#### STORED DATA ####

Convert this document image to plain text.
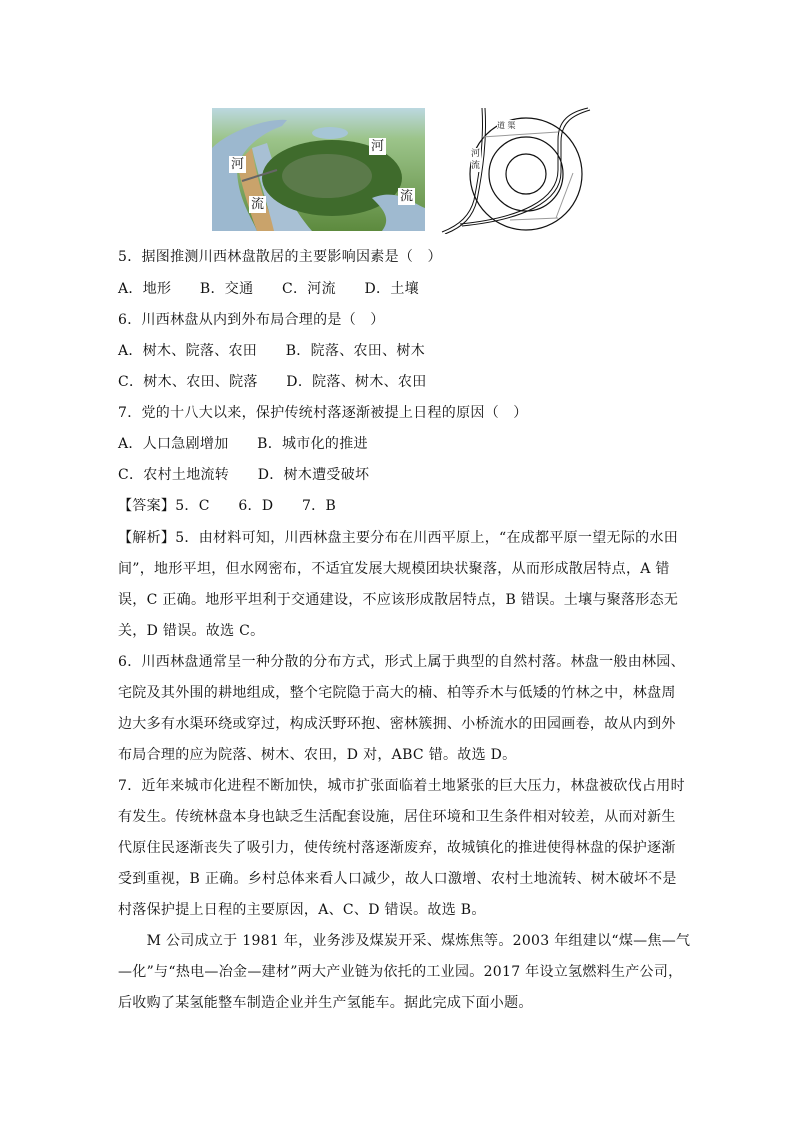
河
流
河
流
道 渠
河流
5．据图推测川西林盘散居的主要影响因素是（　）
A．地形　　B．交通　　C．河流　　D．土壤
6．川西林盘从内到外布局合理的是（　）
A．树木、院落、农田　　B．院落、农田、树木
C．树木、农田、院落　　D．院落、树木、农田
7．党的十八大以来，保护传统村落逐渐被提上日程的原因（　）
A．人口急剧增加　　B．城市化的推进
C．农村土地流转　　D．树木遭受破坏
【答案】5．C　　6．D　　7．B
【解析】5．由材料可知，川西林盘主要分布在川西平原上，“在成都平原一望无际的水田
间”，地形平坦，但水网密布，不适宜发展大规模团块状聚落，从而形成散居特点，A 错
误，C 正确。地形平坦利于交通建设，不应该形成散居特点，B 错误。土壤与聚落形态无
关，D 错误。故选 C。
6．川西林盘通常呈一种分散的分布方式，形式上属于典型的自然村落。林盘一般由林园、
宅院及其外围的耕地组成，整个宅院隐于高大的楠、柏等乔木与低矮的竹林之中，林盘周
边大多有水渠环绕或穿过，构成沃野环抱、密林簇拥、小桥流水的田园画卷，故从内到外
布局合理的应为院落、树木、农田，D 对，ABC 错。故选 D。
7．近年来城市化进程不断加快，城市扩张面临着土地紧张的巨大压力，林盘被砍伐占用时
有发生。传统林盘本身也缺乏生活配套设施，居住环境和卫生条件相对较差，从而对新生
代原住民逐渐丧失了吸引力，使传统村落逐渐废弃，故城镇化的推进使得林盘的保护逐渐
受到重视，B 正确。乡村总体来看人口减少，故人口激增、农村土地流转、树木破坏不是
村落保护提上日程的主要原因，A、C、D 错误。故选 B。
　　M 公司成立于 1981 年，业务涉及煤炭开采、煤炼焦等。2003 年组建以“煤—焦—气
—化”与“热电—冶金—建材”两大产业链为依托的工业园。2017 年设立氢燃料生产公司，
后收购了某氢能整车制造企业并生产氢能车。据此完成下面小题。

####
#### STORED DATA ####

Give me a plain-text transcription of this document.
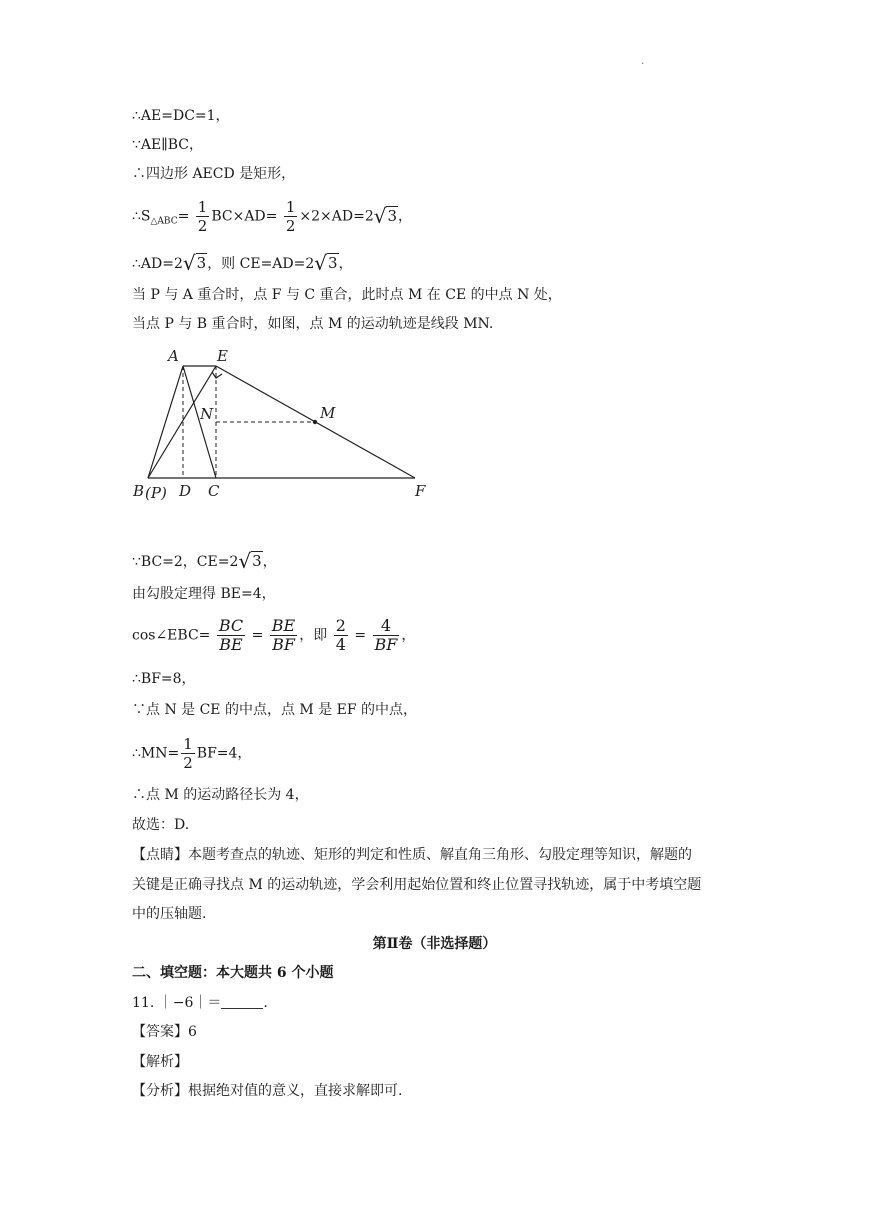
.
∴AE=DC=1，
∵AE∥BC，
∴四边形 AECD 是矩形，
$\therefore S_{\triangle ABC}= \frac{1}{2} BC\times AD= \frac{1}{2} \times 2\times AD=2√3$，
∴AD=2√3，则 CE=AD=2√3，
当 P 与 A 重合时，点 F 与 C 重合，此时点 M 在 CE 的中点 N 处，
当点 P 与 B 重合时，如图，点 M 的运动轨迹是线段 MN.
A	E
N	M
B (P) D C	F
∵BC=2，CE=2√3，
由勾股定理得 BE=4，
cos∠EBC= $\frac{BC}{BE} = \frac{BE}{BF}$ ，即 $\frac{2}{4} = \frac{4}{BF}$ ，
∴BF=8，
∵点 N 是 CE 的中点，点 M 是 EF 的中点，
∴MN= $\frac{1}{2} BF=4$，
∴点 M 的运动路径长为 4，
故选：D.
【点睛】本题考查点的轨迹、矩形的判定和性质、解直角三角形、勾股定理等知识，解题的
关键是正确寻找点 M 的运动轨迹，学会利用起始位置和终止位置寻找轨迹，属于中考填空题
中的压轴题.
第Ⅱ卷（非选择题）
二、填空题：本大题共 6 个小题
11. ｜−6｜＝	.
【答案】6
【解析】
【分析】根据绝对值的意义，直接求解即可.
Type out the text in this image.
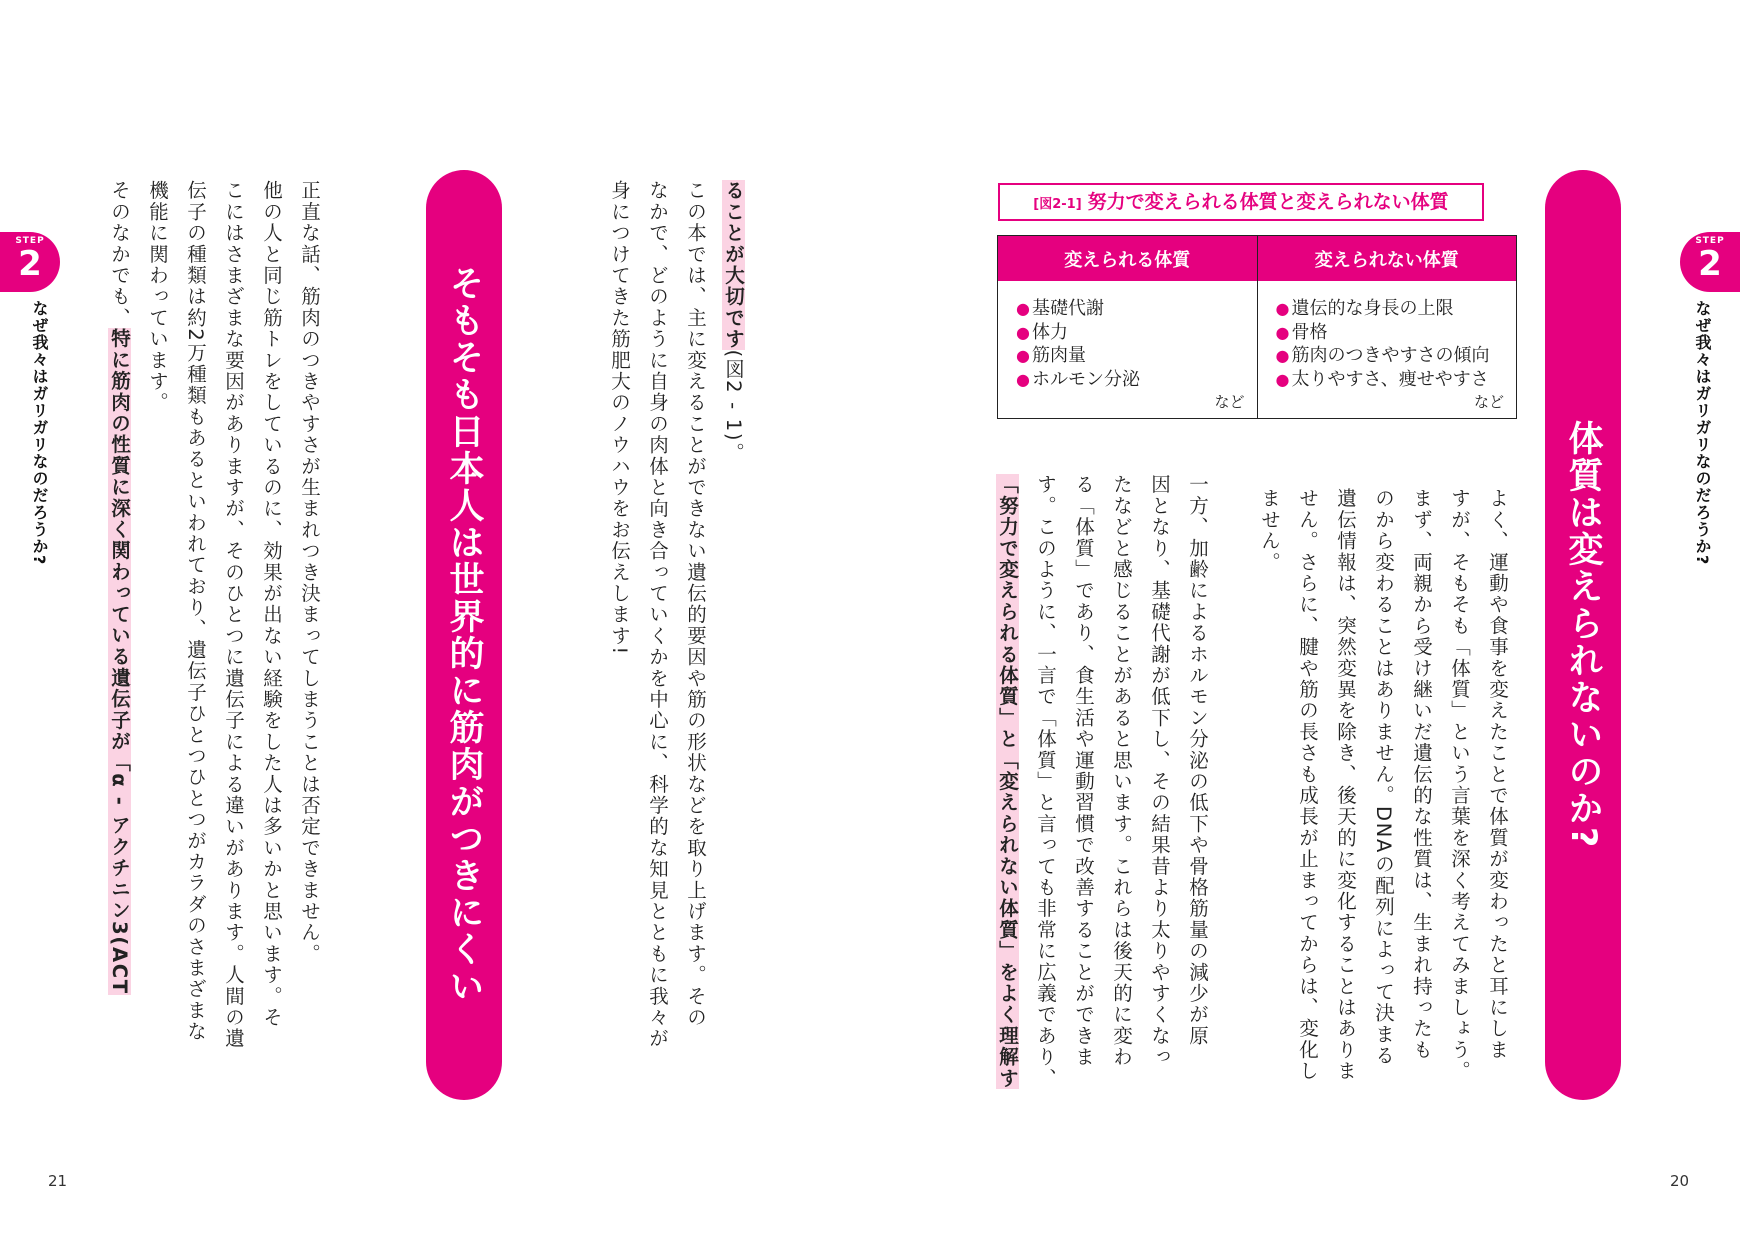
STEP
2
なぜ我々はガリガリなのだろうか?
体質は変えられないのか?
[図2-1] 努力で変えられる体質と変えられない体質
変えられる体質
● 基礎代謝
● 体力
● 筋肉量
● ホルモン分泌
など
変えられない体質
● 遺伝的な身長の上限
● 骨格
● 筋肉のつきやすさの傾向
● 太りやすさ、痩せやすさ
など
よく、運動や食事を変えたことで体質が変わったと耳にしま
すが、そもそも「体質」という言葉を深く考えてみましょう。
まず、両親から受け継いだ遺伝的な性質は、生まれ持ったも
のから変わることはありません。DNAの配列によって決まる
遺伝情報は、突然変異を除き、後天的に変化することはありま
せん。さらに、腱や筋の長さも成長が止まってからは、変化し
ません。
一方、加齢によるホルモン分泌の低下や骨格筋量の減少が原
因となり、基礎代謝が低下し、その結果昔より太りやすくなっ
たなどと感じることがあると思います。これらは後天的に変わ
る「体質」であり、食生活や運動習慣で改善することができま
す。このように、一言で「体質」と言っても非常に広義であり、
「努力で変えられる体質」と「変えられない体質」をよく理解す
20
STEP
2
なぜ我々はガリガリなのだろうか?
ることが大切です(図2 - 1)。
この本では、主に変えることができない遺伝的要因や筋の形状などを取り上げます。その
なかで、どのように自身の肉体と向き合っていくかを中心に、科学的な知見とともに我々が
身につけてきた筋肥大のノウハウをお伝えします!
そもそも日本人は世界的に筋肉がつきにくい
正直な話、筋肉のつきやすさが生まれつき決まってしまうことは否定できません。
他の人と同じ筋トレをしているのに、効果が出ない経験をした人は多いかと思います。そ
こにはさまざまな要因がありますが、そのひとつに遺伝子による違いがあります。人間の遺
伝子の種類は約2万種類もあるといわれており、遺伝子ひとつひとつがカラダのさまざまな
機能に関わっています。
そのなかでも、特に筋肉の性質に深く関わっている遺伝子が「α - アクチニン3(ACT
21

####
#### STORED DATA ####

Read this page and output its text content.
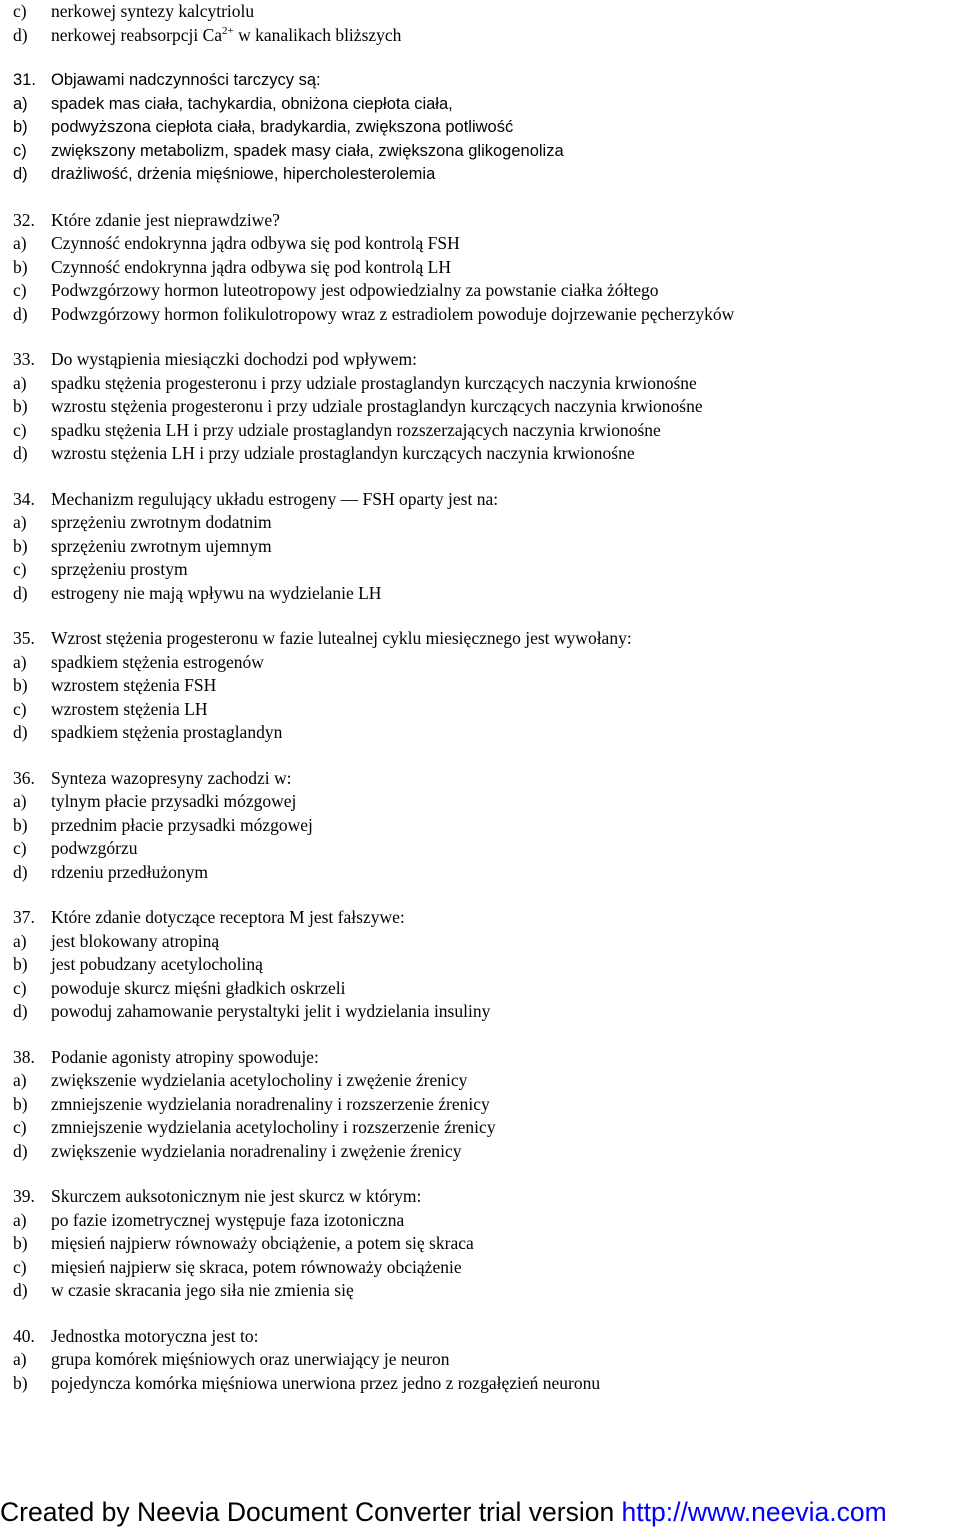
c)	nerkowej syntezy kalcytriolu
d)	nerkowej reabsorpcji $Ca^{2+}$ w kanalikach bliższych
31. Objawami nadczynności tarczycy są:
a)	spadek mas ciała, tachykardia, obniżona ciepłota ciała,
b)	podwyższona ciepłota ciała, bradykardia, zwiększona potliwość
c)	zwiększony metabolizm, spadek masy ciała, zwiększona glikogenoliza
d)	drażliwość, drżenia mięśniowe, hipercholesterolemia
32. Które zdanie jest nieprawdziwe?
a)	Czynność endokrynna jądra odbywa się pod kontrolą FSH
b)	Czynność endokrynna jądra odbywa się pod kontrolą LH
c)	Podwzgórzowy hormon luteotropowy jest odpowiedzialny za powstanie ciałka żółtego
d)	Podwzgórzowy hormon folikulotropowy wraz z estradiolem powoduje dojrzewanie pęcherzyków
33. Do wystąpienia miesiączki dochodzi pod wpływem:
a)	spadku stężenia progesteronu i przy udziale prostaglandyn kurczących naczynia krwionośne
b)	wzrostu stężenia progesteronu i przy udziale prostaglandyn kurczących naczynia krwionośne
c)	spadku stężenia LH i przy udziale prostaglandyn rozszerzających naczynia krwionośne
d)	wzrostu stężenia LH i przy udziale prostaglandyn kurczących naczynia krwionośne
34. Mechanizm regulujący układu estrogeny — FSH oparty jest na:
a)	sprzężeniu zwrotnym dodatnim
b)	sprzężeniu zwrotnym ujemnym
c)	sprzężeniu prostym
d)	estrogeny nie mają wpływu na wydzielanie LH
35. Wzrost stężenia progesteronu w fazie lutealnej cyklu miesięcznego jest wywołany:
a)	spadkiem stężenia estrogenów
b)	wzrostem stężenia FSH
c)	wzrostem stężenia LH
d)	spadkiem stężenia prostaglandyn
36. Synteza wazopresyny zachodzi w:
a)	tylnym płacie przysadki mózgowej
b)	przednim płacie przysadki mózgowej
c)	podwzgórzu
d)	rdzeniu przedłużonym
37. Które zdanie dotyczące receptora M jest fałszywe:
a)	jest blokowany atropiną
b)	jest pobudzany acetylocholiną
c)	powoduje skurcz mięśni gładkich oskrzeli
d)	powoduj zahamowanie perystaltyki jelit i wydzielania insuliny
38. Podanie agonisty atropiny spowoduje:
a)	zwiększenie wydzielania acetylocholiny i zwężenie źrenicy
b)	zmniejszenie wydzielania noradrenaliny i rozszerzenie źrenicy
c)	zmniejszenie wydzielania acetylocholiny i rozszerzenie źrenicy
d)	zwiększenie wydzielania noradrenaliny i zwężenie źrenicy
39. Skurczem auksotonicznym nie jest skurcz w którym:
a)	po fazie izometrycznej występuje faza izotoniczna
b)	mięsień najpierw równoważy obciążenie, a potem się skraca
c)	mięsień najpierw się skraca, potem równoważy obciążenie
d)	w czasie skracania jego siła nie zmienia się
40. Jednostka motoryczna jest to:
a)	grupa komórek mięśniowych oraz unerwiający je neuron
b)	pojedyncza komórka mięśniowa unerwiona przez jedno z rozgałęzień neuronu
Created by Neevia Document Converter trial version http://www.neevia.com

####

**TASK PROMPT**
Scan the listing above. Collect all lines with the word "zdanie".

**EXERCISE RESULT**
32. Które zdanie jest nieprawdziwe?
37. Które zdanie dotyczące receptora M jest fałszywe:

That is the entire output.